» **EXTRACTED DATA**:
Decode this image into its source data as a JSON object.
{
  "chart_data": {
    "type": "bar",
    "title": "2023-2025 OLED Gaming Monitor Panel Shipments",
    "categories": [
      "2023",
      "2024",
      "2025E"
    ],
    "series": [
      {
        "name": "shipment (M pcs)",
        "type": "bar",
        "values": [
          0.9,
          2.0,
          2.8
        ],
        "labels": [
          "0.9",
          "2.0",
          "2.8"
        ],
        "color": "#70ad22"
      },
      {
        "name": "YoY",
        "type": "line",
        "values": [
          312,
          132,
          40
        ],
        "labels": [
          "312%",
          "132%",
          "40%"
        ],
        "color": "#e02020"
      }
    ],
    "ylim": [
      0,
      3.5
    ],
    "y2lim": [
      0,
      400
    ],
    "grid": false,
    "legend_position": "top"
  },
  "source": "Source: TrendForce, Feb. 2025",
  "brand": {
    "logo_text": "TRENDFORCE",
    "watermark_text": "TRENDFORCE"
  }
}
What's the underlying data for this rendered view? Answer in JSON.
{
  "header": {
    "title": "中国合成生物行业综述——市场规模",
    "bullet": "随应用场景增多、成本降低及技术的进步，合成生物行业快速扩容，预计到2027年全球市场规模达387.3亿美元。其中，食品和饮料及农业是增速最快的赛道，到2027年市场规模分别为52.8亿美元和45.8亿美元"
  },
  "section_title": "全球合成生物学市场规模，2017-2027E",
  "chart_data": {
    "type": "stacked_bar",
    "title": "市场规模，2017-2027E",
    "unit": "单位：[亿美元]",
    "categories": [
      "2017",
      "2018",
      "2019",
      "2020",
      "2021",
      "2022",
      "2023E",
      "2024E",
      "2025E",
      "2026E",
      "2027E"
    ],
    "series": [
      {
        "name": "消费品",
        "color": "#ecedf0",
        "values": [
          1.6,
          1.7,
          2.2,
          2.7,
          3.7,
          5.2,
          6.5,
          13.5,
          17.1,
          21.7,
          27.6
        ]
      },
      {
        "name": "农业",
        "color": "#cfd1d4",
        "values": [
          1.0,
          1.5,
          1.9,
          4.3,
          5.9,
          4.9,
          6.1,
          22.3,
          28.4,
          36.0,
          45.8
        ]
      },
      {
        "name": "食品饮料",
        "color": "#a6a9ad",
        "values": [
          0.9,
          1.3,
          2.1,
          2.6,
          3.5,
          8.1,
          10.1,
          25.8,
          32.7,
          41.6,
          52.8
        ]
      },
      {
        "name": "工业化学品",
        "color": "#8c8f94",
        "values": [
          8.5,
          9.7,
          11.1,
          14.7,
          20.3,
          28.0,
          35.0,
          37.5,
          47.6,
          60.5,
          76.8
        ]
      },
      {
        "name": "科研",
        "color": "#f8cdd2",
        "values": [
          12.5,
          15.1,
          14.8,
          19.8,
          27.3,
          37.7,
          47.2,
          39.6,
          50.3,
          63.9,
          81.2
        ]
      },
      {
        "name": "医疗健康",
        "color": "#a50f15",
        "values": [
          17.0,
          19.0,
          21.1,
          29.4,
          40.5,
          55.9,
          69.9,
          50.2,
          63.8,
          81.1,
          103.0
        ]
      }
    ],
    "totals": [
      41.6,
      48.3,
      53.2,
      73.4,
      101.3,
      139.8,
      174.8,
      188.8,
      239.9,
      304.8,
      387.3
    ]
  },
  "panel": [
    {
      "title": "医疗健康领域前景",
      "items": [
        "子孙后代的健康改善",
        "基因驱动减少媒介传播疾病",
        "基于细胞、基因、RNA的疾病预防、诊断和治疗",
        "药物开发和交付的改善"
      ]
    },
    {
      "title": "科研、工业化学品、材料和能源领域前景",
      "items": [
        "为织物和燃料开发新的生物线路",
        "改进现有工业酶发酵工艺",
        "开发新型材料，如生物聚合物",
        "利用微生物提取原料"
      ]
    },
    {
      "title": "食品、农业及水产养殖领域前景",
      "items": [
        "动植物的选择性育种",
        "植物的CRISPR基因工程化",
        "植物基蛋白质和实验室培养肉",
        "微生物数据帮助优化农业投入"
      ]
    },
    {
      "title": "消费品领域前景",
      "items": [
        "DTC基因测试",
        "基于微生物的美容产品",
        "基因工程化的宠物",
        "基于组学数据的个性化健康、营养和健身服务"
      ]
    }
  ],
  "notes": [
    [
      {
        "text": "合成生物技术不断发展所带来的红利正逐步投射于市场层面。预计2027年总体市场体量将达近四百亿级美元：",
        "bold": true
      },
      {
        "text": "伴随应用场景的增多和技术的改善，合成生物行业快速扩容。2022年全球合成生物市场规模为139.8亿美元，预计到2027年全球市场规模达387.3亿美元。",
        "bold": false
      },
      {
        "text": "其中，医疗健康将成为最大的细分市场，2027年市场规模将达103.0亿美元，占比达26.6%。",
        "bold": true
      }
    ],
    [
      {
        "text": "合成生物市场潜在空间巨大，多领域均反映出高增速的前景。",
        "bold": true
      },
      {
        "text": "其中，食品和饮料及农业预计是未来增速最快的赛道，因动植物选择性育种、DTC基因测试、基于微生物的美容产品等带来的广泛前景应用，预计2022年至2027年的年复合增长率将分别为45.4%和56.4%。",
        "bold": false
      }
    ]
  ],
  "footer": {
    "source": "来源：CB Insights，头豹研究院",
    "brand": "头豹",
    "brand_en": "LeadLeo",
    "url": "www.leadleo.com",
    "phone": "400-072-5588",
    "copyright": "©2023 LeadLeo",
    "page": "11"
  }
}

» **EXERCISE BRIEF**: Every entry should be printed again exactly as written.

» **TASK ANSWER**:
Decode this image into its source data as a JSON object.
{
  "chart_data": {
    "type": "bar",
    "title": "2023-2025 OLED Gaming Monitor Panel Shipments",
    "categories": [
      "2023",
      "2024",
      "2025E"
    ],
    "series": [
      {
        "name": "shipment (M pcs)",
        "type": "bar",
        "values": [
          0.9,
          2.0,
          2.8
        ],
        "labels": [
          "0.9",
          "2.0",
          "2.8"
        ],
        "color": "#70ad22"
      },
      {
        "name": "YoY",
        "type": "line",
        "values": [
          312,
          132,
          40
        ],
        "labels": [
          "312%",
          "132%",
          "40%"
        ],
        "color": "#e02020"
      }
    ],
    "ylim": [
      0,
      3.5
    ],
    "y2lim": [
      0,
      400
    ],
    "grid": false,
    "legend_position": "top"
  },
  "source": "Source: TrendForce, Feb. 2025",
  "brand": {
    "logo_text": "TRENDFORCE",
    "watermark_text": "TRENDFORCE"
  }
}
What's the underlying data for this rendered view? Answer in JSON.
{
  "header": {
    "title": "中国合成生物行业综述——市场规模",
    "bullet": "随应用场景增多、成本降低及技术的进步，合成生物行业快速扩容，预计到2027年全球市场规模达387.3亿美元。其中，食品和饮料及农业是增速最快的赛道，到2027年市场规模分别为52.8亿美元和45.8亿美元"
  },
  "section_title": "全球合成生物学市场规模，2017-2027E",
  "chart_data": {
    "type": "stacked_bar",
    "title": "市场规模，2017-2027E",
    "unit": "单位：[亿美元]",
    "categories": [
      "2017",
      "2018",
      "2019",
      "2020",
      "2021",
      "2022",
      "2023E",
      "2024E",
      "2025E",
      "2026E",
      "2027E"
    ],
    "series": [
      {
        "name": "消费品",
        "color": "#ecedf0",
        "values": [
          1.6,
          1.7,
          2.2,
          2.7,
          3.7,
          5.2,
          6.5,
          13.5,
          17.1,
          21.7,
          27.6
        ]
      },
      {
        "name": "农业",
        "color": "#cfd1d4",
        "values": [
          1.0,
          1.5,
          1.9,
          4.3,
          5.9,
          4.9,
          6.1,
          22.3,
          28.4,
          36.0,
          45.8
        ]
      },
      {
        "name": "食品饮料",
        "color": "#a6a9ad",
        "values": [
          0.9,
          1.3,
          2.1,
          2.6,
          3.5,
          8.1,
          10.1,
          25.8,
          32.7,
          41.6,
          52.8
        ]
      },
      {
        "name": "工业化学品",
        "color": "#8c8f94",
        "values": [
          8.5,
          9.7,
          11.1,
          14.7,
          20.3,
          28.0,
          35.0,
          37.5,
          47.6,
          60.5,
          76.8
        ]
      },
      {
        "name": "科研",
        "color": "#f8cdd2",
        "values": [
          12.5,
          15.1,
          14.8,
          19.8,
          27.3,
          37.7,
          47.2,
          39.6,
          50.3,
          63.9,
          81.2
        ]
      },
      {
        "name": "医疗健康",
        "color": "#a50f15",
        "values": [
          17.0,
          19.0,
          21.1,
          29.4,
          40.5,
          55.9,
          69.9,
          50.2,
          63.8,
          81.1,
          103.0
        ]
      }
    ],
    "totals": [
      41.6,
      48.3,
      53.2,
      73.4,
      101.3,
      139.8,
      174.8,
      188.8,
      239.9,
      304.8,
      387.3
    ]
  },
  "panel": [
    {
      "title": "医疗健康领域前景",
      "items": [
        "子孙后代的健康改善",
        "基因驱动减少媒介传播疾病",
        "基于细胞、基因、RNA的疾病预防、诊断和治疗",
        "药物开发和交付的改善"
      ]
    },
    {
      "title": "科研、工业化学品、材料和能源领域前景",
      "items": [
        "为织物和燃料开发新的生物线路",
        "改进现有工业酶发酵工艺",
        "开发新型材料，如生物聚合物",
        "利用微生物提取原料"
      ]
    },
    {
      "title": "食品、农业及水产养殖领域前景",
      "items": [
        "动植物的选择性育种",
        "植物的CRISPR基因工程化",
        "植物基蛋白质和实验室培养肉",
        "微生物数据帮助优化农业投入"
      ]
    },
    {
      "title": "消费品领域前景",
      "items": [
        "DTC基因测试",
        "基于微生物的美容产品",
        "基因工程化的宠物",
        "基于组学数据的个性化健康、营养和健身服务"
      ]
    }
  ],
  "notes": [
    [
      {
        "text": "合成生物技术不断发展所带来的红利正逐步投射于市场层面。预计2027年总体市场体量将达近四百亿级美元：",
        "bold": true
      },
      {
        "text": "伴随应用场景的增多和技术的改善，合成生物行业快速扩容。2022年全球合成生物市场规模为139.8亿美元，预计到2027年全球市场规模达387.3亿美元。",
        "bold": false
      },
      {
        "text": "其中，医疗健康将成为最大的细分市场，2027年市场规模将达103.0亿美元，占比达26.6%。",
        "bold": true
      }
    ],
    [
      {
        "text": "合成生物市场潜在空间巨大，多领域均反映出高增速的前景。",
        "bold": true
      },
      {
        "text": "其中，食品和饮料及农业预计是未来增速最快的赛道，因动植物选择性育种、DTC基因测试、基于微生物的美容产品等带来的广泛前景应用，预计2022年至2027年的年复合增长率将分别为45.4%和56.4%。",
        "bold": false
      }
    ]
  ],
  "footer": {
    "source": "来源：CB Insights，头豹研究院",
    "brand": "头豹",
    "brand_en": "LeadLeo",
    "url": "www.leadleo.com",
    "phone": "400-072-5588",
    "copyright": "©2023 LeadLeo",
    "page": "11"
  }
}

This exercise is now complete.